GIVEN INSTRUCTION: Write out each line of the material again, word for word.

RECORDS FOR PROCESSING:
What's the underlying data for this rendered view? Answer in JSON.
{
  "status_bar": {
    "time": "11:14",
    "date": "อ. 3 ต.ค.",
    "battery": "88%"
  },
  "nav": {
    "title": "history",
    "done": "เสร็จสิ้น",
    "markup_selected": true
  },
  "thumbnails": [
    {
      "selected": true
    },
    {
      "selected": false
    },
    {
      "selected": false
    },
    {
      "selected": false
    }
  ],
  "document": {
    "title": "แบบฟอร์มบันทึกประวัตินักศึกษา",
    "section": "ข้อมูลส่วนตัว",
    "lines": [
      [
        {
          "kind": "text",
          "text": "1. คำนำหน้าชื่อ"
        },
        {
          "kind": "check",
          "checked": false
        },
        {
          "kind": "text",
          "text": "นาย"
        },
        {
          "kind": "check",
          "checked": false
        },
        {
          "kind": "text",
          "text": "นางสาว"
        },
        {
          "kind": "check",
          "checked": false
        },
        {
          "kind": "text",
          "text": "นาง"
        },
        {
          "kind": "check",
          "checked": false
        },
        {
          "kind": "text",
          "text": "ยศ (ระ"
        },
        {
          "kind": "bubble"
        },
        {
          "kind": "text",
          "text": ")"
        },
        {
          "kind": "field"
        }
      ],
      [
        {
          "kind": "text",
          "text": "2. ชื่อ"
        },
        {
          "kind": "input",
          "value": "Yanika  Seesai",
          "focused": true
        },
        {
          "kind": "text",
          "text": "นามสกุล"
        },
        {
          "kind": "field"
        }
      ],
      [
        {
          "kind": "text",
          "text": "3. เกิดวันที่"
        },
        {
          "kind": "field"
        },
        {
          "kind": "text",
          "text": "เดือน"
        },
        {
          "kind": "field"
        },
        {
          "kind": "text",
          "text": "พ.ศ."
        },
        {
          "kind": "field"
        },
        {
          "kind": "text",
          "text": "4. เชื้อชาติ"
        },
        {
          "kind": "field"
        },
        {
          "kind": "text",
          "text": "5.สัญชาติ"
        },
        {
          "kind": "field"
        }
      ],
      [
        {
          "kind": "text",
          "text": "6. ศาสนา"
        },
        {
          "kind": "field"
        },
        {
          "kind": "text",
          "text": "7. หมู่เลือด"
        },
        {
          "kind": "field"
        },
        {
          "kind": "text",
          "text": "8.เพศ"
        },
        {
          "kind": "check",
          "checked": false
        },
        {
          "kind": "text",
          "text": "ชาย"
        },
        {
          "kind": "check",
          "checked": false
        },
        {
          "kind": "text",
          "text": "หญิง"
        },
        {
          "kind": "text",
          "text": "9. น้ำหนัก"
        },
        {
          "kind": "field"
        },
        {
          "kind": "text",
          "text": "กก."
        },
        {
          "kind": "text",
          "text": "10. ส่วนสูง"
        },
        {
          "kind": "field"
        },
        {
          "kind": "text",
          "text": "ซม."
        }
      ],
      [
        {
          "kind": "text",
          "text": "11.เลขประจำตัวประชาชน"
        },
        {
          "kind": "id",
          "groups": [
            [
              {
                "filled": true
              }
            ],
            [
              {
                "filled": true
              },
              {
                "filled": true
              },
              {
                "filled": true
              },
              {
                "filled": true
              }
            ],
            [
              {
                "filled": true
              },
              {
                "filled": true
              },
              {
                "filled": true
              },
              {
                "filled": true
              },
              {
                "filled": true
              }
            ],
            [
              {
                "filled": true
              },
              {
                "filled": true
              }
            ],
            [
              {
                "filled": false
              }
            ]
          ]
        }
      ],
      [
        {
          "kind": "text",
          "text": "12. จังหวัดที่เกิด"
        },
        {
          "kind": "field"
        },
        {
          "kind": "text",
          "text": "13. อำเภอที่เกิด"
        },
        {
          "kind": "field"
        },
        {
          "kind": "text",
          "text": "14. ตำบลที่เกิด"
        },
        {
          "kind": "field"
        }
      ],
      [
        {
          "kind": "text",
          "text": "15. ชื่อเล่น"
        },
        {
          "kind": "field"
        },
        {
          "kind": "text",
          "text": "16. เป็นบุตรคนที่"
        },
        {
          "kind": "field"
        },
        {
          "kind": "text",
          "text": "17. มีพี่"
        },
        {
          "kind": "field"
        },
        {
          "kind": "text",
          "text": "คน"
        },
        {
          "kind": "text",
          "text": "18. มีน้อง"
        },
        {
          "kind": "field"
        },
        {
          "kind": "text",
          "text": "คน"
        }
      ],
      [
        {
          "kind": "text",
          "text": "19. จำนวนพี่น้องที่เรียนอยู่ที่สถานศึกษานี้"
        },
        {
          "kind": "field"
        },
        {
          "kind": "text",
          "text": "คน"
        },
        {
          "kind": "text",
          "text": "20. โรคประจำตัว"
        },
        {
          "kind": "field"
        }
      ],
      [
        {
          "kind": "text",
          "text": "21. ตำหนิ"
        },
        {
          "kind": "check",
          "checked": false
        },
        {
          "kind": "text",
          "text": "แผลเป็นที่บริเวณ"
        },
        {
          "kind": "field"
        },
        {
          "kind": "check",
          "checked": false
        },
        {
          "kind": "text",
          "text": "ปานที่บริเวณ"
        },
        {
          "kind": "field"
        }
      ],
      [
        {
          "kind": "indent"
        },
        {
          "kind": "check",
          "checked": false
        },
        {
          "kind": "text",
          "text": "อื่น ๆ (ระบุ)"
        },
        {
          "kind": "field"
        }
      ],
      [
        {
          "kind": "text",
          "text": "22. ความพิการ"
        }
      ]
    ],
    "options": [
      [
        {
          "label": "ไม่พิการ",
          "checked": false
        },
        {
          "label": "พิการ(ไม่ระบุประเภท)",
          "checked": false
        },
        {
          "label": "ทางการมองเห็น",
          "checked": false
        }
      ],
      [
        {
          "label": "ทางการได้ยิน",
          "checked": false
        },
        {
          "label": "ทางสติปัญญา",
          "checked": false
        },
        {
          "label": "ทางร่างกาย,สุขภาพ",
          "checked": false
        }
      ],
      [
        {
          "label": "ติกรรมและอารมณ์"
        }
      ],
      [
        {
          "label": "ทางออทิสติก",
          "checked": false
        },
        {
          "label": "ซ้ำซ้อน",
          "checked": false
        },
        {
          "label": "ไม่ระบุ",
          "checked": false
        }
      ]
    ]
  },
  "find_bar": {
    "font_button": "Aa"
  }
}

COMPLETE RESPONSE:
What's the underlying data for this rendered view? Answer in JSON.
{
  "status_bar": {
    "time": "11:14",
    "date": "อ. 3 ต.ค.",
    "battery": "88%"
  },
  "nav": {
    "title": "history",
    "done": "เสร็จสิ้น",
    "markup_selected": true
  },
  "thumbnails": [
    {
      "selected": true
    },
    {
      "selected": false
    },
    {
      "selected": false
    },
    {
      "selected": false
    }
  ],
  "document": {
    "title": "แบบฟอร์มบันทึกประวัตินักศึกษา",
    "section": "ข้อมูลส่วนตัว",
    "lines": [
      [
        {
          "kind": "text",
          "text": "1. คำนำหน้าชื่อ"
        },
        {
          "kind": "check",
          "checked": false
        },
        {
          "kind": "text",
          "text": "นาย"
        },
        {
          "kind": "check",
          "checked": false
        },
        {
          "kind": "text",
          "text": "นางสาว"
        },
        {
          "kind": "check",
          "checked": false
        },
        {
          "kind": "text",
          "text": "นาง"
        },
        {
          "kind": "check",
          "checked": false
        },
        {
          "kind": "text",
          "text": "ยศ (ระ"
        },
        {
          "kind": "bubble"
        },
        {
          "kind": "text",
          "text": ")"
        },
        {
          "kind": "field"
        }
      ],
      [
        {
          "kind": "text",
          "text": "2. ชื่อ"
        },
        {
          "kind": "input",
          "value": "Yanika  Seesai",
          "focused": true
        },
        {
          "kind": "text",
          "text": "นามสกุล"
        },
        {
          "kind": "field"
        }
      ],
      [
        {
          "kind": "text",
          "text": "3. เกิดวันที่"
        },
        {
          "kind": "field"
        },
        {
          "kind": "text",
          "text": "เดือน"
        },
        {
          "kind": "field"
        },
        {
          "kind": "text",
          "text": "พ.ศ."
        },
        {
          "kind": "field"
        },
        {
          "kind": "text",
          "text": "4. เชื้อชาติ"
        },
        {
          "kind": "field"
        },
        {
          "kind": "text",
          "text": "5.สัญชาติ"
        },
        {
          "kind": "field"
        }
      ],
      [
        {
          "kind": "text",
          "text": "6. ศาสนา"
        },
        {
          "kind": "field"
        },
        {
          "kind": "text",
          "text": "7. หมู่เลือด"
        },
        {
          "kind": "field"
        },
        {
          "kind": "text",
          "text": "8.เพศ"
        },
        {
          "kind": "check",
          "checked": false
        },
        {
          "kind": "text",
          "text": "ชาย"
        },
        {
          "kind": "check",
          "checked": false
        },
        {
          "kind": "text",
          "text": "หญิง"
        },
        {
          "kind": "text",
          "text": "9. น้ำหนัก"
        },
        {
          "kind": "field"
        },
        {
          "kind": "text",
          "text": "กก."
        },
        {
          "kind": "text",
          "text": "10. ส่วนสูง"
        },
        {
          "kind": "field"
        },
        {
          "kind": "text",
          "text": "ซม."
        }
      ],
      [
        {
          "kind": "text",
          "text": "11.เลขประจำตัวประชาชน"
        },
        {
          "kind": "id",
          "groups": [
            [
              {
                "filled": true
              }
            ],
            [
              {
                "filled": true
              },
              {
                "filled": true
              },
              {
                "filled": true
              },
              {
                "filled": true
              }
            ],
            [
              {
                "filled": true
              },
              {
                "filled": true
              },
              {
                "filled": true
              },
              {
                "filled": true
              },
              {
                "filled": true
              }
            ],
            [
              {
                "filled": true
              },
              {
                "filled": true
              }
            ],
            [
              {
                "filled": false
              }
            ]
          ]
        }
      ],
      [
        {
          "kind": "text",
          "text": "12. จังหวัดที่เกิด"
        },
        {
          "kind": "field"
        },
        {
          "kind": "text",
          "text": "13. อำเภอที่เกิด"
        },
        {
          "kind": "field"
        },
        {
          "kind": "text",
          "text": "14. ตำบลที่เกิด"
        },
        {
          "kind": "field"
        }
      ],
      [
        {
          "kind": "text",
          "text": "15. ชื่อเล่น"
        },
        {
          "kind": "field"
        },
        {
          "kind": "text",
          "text": "16. เป็นบุตรคนที่"
        },
        {
          "kind": "field"
        },
        {
          "kind": "text",
          "text": "17. มีพี่"
        },
        {
          "kind": "field"
        },
        {
          "kind": "text",
          "text": "คน"
        },
        {
          "kind": "text",
          "text": "18. มีน้อง"
        },
        {
          "kind": "field"
        },
        {
          "kind": "text",
          "text": "คน"
        }
      ],
      [
        {
          "kind": "text",
          "text": "19. จำนวนพี่น้องที่เรียนอยู่ที่สถานศึกษานี้"
        },
        {
          "kind": "field"
        },
        {
          "kind": "text",
          "text": "คน"
        },
        {
          "kind": "text",
          "text": "20. โรคประจำตัว"
        },
        {
          "kind": "field"
        }
      ],
      [
        {
          "kind": "text",
          "text": "21. ตำหนิ"
        },
        {
          "kind": "check",
          "checked": false
        },
        {
          "kind": "text",
          "text": "แผลเป็นที่บริเวณ"
        },
        {
          "kind": "field"
        },
        {
          "kind": "check",
          "checked": false
        },
        {
          "kind": "text",
          "text": "ปานที่บริเวณ"
        },
        {
          "kind": "field"
        }
      ],
      [
        {
          "kind": "indent"
        },
        {
          "kind": "check",
          "checked": false
        },
        {
          "kind": "text",
          "text": "อื่น ๆ (ระบุ)"
        },
        {
          "kind": "field"
        }
      ],
      [
        {
          "kind": "text",
          "text": "22. ความพิการ"
        }
      ]
    ],
    "options": [
      [
        {
          "label": "ไม่พิการ",
          "checked": false
        },
        {
          "label": "พิการ(ไม่ระบุประเภท)",
          "checked": false
        },
        {
          "label": "ทางการมองเห็น",
          "checked": false
        }
      ],
      [
        {
          "label": "ทางการได้ยิน",
          "checked": false
        },
        {
          "label": "ทางสติปัญญา",
          "checked": false
        },
        {
          "label": "ทางร่างกาย,สุขภาพ",
          "checked": false
        }
      ],
      [
        {
          "label": "ติกรรมและอารมณ์"
        }
      ],
      [
        {
          "label": "ทางออทิสติก",
          "checked": false
        },
        {
          "label": "ซ้ำซ้อน",
          "checked": false
        },
        {
          "label": "ไม่ระบุ",
          "checked": false
        }
      ]
    ]
  },
  "find_bar": {
    "font_button": "Aa"
  }
}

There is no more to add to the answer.